───── EXCERPTED TEXT ─────
# Transporting large rock over distance



## ki5ka (Dec 17, 2006)

As I have posted earlier, I am building an MTB training track on the campus of my middle school for my team to train on. 
I am working on getting some large rock from the desert to add features to this trail. 

On another occasion, I successfully hauled out a 400 pounder. I used a high-lift jack and an incline plane to get it in the cab (I didn’t want to rolling around in the bed). That was difficult, it damaged my interior, and it was dicey having it next to me as I drove out.

I am wondering about using a 2 wheel car dolly. The capacity is there for larger rocks, the lower height would facilitate loading and unloading and would keep the center of gravity low while traversing rough terrain. 

I’m concerned about potentially damaging the dolly, but it seems that can be managed with careful calculation of the weight of the rock, blocking the rock to avoid point loads on the trailer, securing the load well, and judicious driving. 

If you have first-hand experience doing something like this, I would really like to hear about it.


----------



## Mr Pig (Jun 25, 2008)

Why not get some delivered from the hard rock cafe?


----------



## leeboh (Aug 5, 2011)

They make and rent small motorized wheelbarrows just for this purpose. Cement hauling too. Maybe the local big box store/tool rental place wants to be the " sponsor" ? You put a 400 lb rock next to you in the truck?


----------



## Mr Pig (Jun 25, 2008)

What about getting a bunch of small rocks, and sticking them together?


----------



## leeboh (Aug 5, 2011)

^^^ Bored today I guess? OC might be good for you.


----------



## Mr Pig (Jun 25, 2008)

leeboh said:


> Bored today I guess?


That obvious, huh?

Seriously though, call a construction company. All sorts of sizes of rocks are used in construction. If you ask the right person, say it's for a school etc, maybe you'll get some nice guy to send a truck by and dump a load of big rocks. Maybe even give you some timber too, you could build some features and name the trail after the construction company. Bit of sponsorship? Think laterally.


----------



## DeadGrandpa (Aug 17, 2016)

Your methodology is all wrong. Bring the kids to the rocks, not the rocks to the kids. But if you insist on hauling boulders, use ratchet straps to hold the cargo in place with the main point being to hold it when you apply the brakes. You won't likely accelerate so fast that they escape out the back.


----------



## DaveVt (Jun 13, 2005)

Ball Cart. 2 dudes can easily move 500 pound rocks.
https://www.northerntool.com/shop/t...MIq4PS4tmX3AIVBa_ICh0AcwWkEAQYBSABEgI5n_D_BwE
Great trail building tool. Also haul your kit and cooler. Worth every penny.
Years back my buddy and I built 120 feet of turnpike in 2 weeks though a swamp. We harvested and moved hundreds of stones between 200 and 800 plus pounds (mostly the lower end of that range), some long distances up to 1000 feet through the woods....off trail. This cart plus 2 rock bars is a very capable kit.


----------



## ki5ka (Dec 17, 2006)

The rocks are 30 miles away so a powered barrow might be a bit slow .

Yes, I put this rock in my cab. Seemed reasonable at the moment, seems kinda reckless now. I'm pretty pleased with how the carving came out though. Here it is doing it's job a the trail marker for Johnnie Walker trail.
─────
_YOUR TASKS_.
[a] Do these statements agree with the rock-hauling thread? Answer yes or no for each, quoting the words that decide it: (i) The 400-pound rock rode in the truck bed. (ii) DaveVt says two people can easily move 500-pound rocks with a ball cart. (iii) The rocks the original poster wants are 30 miles away.
[b] Quote the rock-hauling thread, starting with "I’m concerned about" and going on through "hear about it.".
───── EXTRACTED ENTRIES ─────
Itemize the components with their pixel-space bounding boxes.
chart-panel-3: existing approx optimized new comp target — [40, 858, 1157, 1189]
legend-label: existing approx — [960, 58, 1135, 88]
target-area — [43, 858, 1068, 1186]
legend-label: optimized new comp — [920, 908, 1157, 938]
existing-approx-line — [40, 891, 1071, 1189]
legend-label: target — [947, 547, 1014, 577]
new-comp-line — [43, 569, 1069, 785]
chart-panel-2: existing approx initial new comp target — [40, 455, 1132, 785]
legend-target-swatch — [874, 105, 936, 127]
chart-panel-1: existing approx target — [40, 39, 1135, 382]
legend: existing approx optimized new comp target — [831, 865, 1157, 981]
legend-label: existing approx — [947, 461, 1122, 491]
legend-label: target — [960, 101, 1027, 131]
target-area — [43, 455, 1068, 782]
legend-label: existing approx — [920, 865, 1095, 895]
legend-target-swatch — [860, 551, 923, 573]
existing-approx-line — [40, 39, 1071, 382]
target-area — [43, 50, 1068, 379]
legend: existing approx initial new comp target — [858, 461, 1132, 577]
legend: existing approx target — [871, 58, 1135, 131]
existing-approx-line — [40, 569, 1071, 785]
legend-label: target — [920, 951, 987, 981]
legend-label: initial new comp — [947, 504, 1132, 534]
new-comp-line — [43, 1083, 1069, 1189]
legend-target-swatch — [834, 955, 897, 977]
─────
_TASK-BY-TASK OUTPUTS_.
[a]
(i) No: "I used a high-lift jack and an incline plane to get it in the cab"
(ii) Yes: "Ball Cart. 2 dudes can easily move 500 pound rocks."
(iii) Yes: "The rocks are 30 miles away"

[b]
I’m concerned about potentially damaging the dolly, but it seems that can be managed with careful calculation of the weight of the rock, blocking the rock to avoid point loads on the trailer, securing the load well, and judicious driving. 

If you have first-hand experience doing something like this, I would really like to hear about it.